TASK GOAL: Copy all lines below containing "Guide".

[Dataset records]
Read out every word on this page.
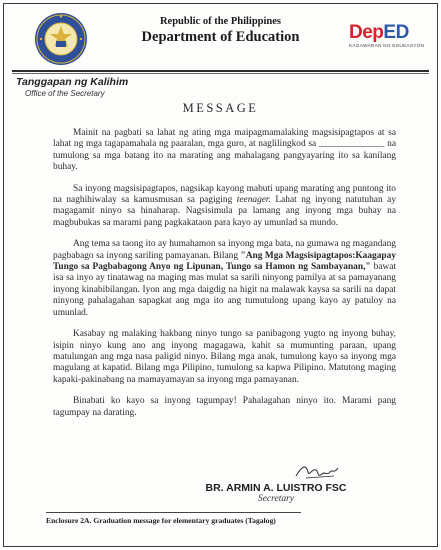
Republic of the Philippines
Department of Education	DepED
KAGAWARAN NG EDUKASYON
Tanggapan ng Kalihim
Office of the Secretary
MESSAGE

Mainit na pagbati sa lahat ng ating mga maipagmamalaking magsisipagtapos at sa lahat ng mga tagapamahala ng paaralan, mga guro, at naglilingkod sa ______________ na tumulong sa mga batang ito na maratíng ang mahalagang pangyayaring ito sa kanilang buhay.

Sa inyong magsisipagtapos, nagsikap kayong mabuti upang maratíng ang puntong ito na naghihiwalay sa kamusmusan sa pagiging teenager. Lahat ng inyong natutuhan ay magagamit ninyo sa hinaharap. Nagsisimula pa lamang ang inyong mga buhay na magbubukas sa marami pang pagkakataon para kayo ay umunlad sa mundo.

Ang tema sa taong ito ay humahamon sa inyong mga bata, na gumawa ng magandang pagbabago sa inyong sariling pamayanan. Bilang "Ang Mga Magsisipagtapos:Kaagapay Tungo sa Pagbabagong Anyo ng Lipunan, Tungo sa Hamon ng Sambayanan," bawat isa sa inyo ay tinatawag na maging mas mulat sa sarili ninyong pamilya at sa pamayanang inyong kinabibilangan. Iyon ang mga daigdig na higit na malawak kaysa sa sarili na dapat ninyong pahalagahan sapagkat ang mga ito ang tumutulong upang kayo ay patuloy na umunlad.

Kasabay ng malaking hakbang ninyo tungo sa panibagong yugto ng inyong buhay, isipin ninyo kung ano ang inyong magagawa, kahit sa mumunting paraan, upang matulungan ang mga nasa paligid ninyo. Bilang mga anak, tumulong kayo sa inyong mga magulang at kapatid. Bilang mga Pilipino, tumulong sa kapwa Pilipino. Matutong maging kapaki-pakinabang na mamayamayan sa inyong mga pamayanan.

Binabati ko kayo sa inyong tagumpay! Pahalagahan ninyo ito. Marami pang tagumpay na darating.

BR. ARMIN A. LUISTRO FSC
Secretary
Enclosure 2A. Graduation message for elementary graduates (Tagalog)
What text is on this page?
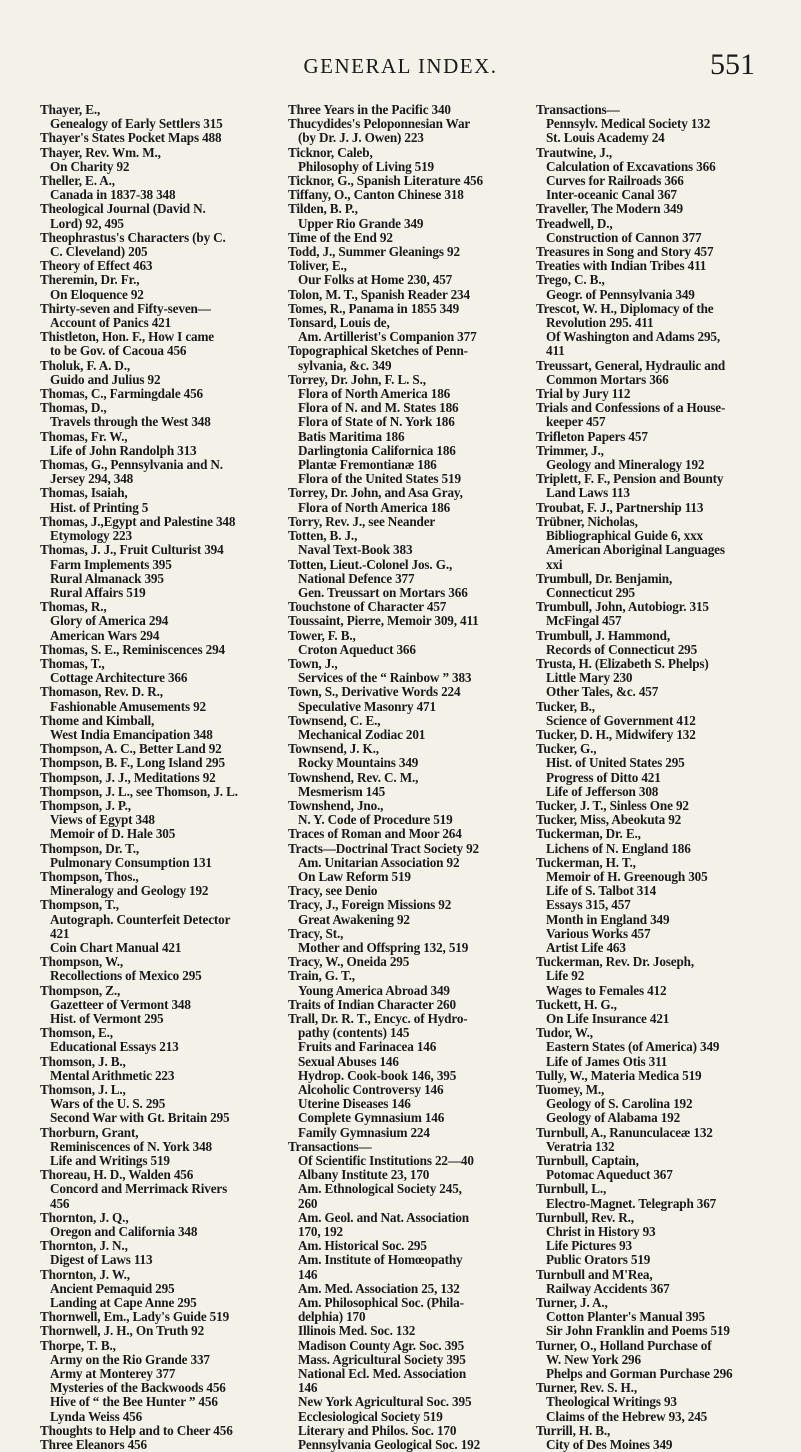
GENERAL INDEX.	551
Thayer, E.,
Genealogy of Early Settlers 315
Thayer's States Pocket Maps 488
Thayer, Rev. Wm. M.,
On Charity 92
Theller, E. A.,
Canada in 1837-38 348
Theological Journal (David N.
Lord) 92, 495
Theophrastus's Characters (by C.
C. Cleveland) 205
Theory of Effect 463
Theremin, Dr. Fr.,
On Eloquence 92
Thirty-seven and Fifty-seven—
Account of Panics 421
Thistleton, Hon. F., How I came
to be Gov. of Cacoua 456
Tholuk, F. A. D.,
Guido and Julius 92
Thomas, C., Farmingdale 456
Thomas, D.,
Travels through the West 348
Thomas, Fr. W.,
Life of John Randolph 313
Thomas, G., Pennsylvania and N.
Jersey 294, 348
Thomas, Isaiah,
Hist. of Printing 5
Thomas, J.,Egypt and Palestine 348
Etymology 223
Thomas, J. J., Fruit Culturist 394
Farm Implements 395
Rural Almanack 395
Rural Affairs 519
Thomas, R.,
Glory of America 294
American Wars 294
Thomas, S. E., Reminiscences 294
Thomas, T.,
Cottage Architecture 366
Thomason, Rev. D. R.,
Fashionable Amusements 92
Thome and Kimball,
West India Emancipation 348
Thompson, A. C., Better Land 92
Thompson, B. F., Long Island 295
Thompson, J. J., Meditations 92
Thompson, J. L., see Thomson, J. L.
Thompson, J. P.,
Views of Egypt 348
Memoir of D. Hale 305
Thompson, Dr. T.,
Pulmonary Consumption 131
Thompson, Thos.,
Mineralogy and Geology 192
Thompson, T.,
Autograph. Counterfeit Detector
421
Coin Chart Manual 421
Thompson, W.,
Recollections of Mexico 295
Thompson, Z.,
Gazetteer of Vermont 348
Hist. of Vermont 295
Thomson, E.,
Educational Essays 213
Thomson, J. B.,
Mental Arithmetic 223
Thomson, J. L.,
Wars of the U. S. 295
Second War with Gt. Britain 295
Thorburn, Grant,
Reminiscences of N. York 348
Life and Writings 519
Thoreau, H. D., Walden 456
Concord and Merrimack Rivers
456
Thornton, J. Q.,
Oregon and California 348
Thornton, J. N.,
Digest of Laws 113
Thornton, J. W.,
Ancient Pemaquid 295
Landing at Cape Anne 295
Thornwell, Em., Lady's Guide 519
Thornwell, J. H., On Truth 92
Thorpe, T. B.,
Army on the Rio Grande 337
Army at Monterey 377
Mysteries of the Backwoods 456
Hive of “ the Bee Hunter ” 456
Lynda Weiss 456
Thoughts to Help and to Cheer 456
Three Eleanors 456
Three Years in the Pacific 340
Thucydides's Peloponnesian War
(by Dr. J. J. Owen) 223
Ticknor, Caleb,
Philosophy of Living 519
Ticknor, G., Spanish Literature 456
Tiffany, O., Canton Chinese 318
Tilden, B. P.,
Upper Rio Grande 349
Time of the End 92
Todd, J., Summer Gleanings 92
Toliver, E.,
Our Folks at Home 230, 457
Tolon, M. T., Spanish Reader 234
Tomes, R., Panama in 1855 349
Tonsard, Louis de,
Am. Artillerist's Companion 377
Topographical Sketches of Penn-
sylvania, &c. 349
Torrey, Dr. John, F. L. S.,
Flora of North America 186
Flora of N. and M. States 186
Flora of State of N. York 186
Batis Maritima 186
Darlingtonia Californica 186
Plantæ Fremontianæ 186
Flora of the United States 519
Torrey, Dr. John, and Asa Gray,
Flora of North America 186
Torry, Rev. J., see Neander
Totten, B. J.,
Naval Text-Book 383
Totten, Lieut.-Colonel Jos. G.,
National Defence 377
Gen. Treussart on Mortars 366
Touchstone of Character 457
Toussaint, Pierre, Memoir 309, 411
Tower, F. B.,
Croton Aqueduct 366
Town, J.,
Services of the “ Rainbow ” 383
Town, S., Derivative Words 224
Speculative Masonry 471
Townsend, C. E.,
Mechanical Zodiac 201
Townsend, J. K.,
Rocky Mountains 349
Townshend, Rev. C. M.,
Mesmerism 145
Townshend, Jno.,
N. Y. Code of Procedure 519
Traces of Roman and Moor 264
Tracts—Doctrinal Tract Society 92
Am. Unitarian Association 92
On Law Reform 519
Tracy, see Denio
Tracy, J., Foreign Missions 92
Great Awakening 92
Tracy, St.,
Mother and Offspring 132, 519
Tracy, W., Oneida 295
Train, G. T.,
Young America Abroad 349
Traits of Indian Character 260
Trall, Dr. R. T., Encyc. of Hydro-
pathy (contents) 145
Fruits and Farinacea 146
Sexual Abuses 146
Hydrop. Cook-book 146, 395
Alcoholic Controversy 146
Uterine Diseases 146
Complete Gymnasium 146
Family Gymnasium 224
Transactions—
Of Scientific Institutions 22—40
Albany Institute 23, 170
Am. Ethnological Society 245,
260
Am. Geol. and Nat. Association
170, 192
Am. Historical Soc. 295
Am. Institute of Homœopathy
146
Am. Med. Association 25, 132
Am. Philosophical Soc. (Phila-
delphia) 170
Illinois Med. Soc. 132
Madison County Agr. Soc. 395
Mass. Agricultural Society 395
National Ecl. Med. Association
146
New York Agricultural Soc. 395
Ecclesiological Society 519
Literary and Philos. Soc. 170
Pennsylvania Geological Soc. 192
Transactions—
Pennsylv. Medical Society 132
St. Louis Academy 24
Trautwine, J.,
Calculation of Excavations 366
Curves for Railroads 366
Inter-oceanic Canal 367
Traveller, The Modern 349
Treadwell, D.,
Construction of Cannon 377
Treasures in Song and Story 457
Treaties with Indian Tribes 411
Trego, C. B.,
Geogr. of Pennsylvania 349
Trescot, W. H., Diplomacy of the
Revolution 295. 411
Of Washington and Adams 295,
411
Treussart, General, Hydraulic and
Common Mortars 366
Trial by Jury 112
Trials and Confessions of a House-
keeper 457
Trifleton Papers 457
Trimmer, J.,
Geology and Mineralogy 192
Triplett, F. F., Pension and Bounty
Land Laws 113
Troubat, F. J., Partnership 113
Trübner, Nicholas,
Bibliographical Guide 6, xxx
American Aboriginal Languages
xxi
Trumbull, Dr. Benjamin,
Connecticut 295
Trumbull, John, Autobiogr. 315
McFingal 457
Trumbull, J. Hammond,
Records of Connecticut 295
Trusta, H. (Elizabeth S. Phelps)
Little Mary 230
Other Tales, &c. 457
Tucker, B.,
Science of Government 412
Tucker, D. H., Midwifery 132
Tucker, G.,
Hist. of United States 295
Progress of Ditto 421
Life of Jefferson 308
Tucker, J. T., Sinless One 92
Tucker, Miss, Abeokuta 92
Tuckerman, Dr. E.,
Lichens of N. England 186
Tuckerman, H. T.,
Memoir of H. Greenough 305
Life of S. Talbot 314
Essays 315, 457
Month in England 349
Various Works 457
Artist Life 463
Tuckerman, Rev. Dr. Joseph,
Life 92
Wages to Females 412
Tuckett, H. G.,
On Life Insurance 421
Tudor, W.,
Eastern States (of America) 349
Life of James Otis 311
Tully, W., Materia Medica 519
Tuomey, M.,
Geology of S. Carolina 192
Geology of Alabama 192
Turnbull, A., Ranunculaceæ 132
Veratria 132
Turnbull, Captain,
Potomac Aqueduct 367
Turnbull, L.,
Electro-Magnet. Telegraph 367
Turnbull, Rev. R.,
Christ in History 93
Life Pictures 93
Public Orators 519
Turnbull and M'Rea,
Railway Accidents 367
Turner, J. A.,
Cotton Planter's Manual 395
Sir John Franklin and Poems 519
Turner, O., Holland Purchase of
W. New York 296
Phelps and Gorman Purchase 296
Turner, Rev. S. H.,
Theological Writings 93
Claims of the Hebrew 93, 245
Turrill, H. B.,
City of Des Moines 349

THE RESULT:
Thornwell, Em., Lady's Guide 519
Bibliographical Guide 6, xxx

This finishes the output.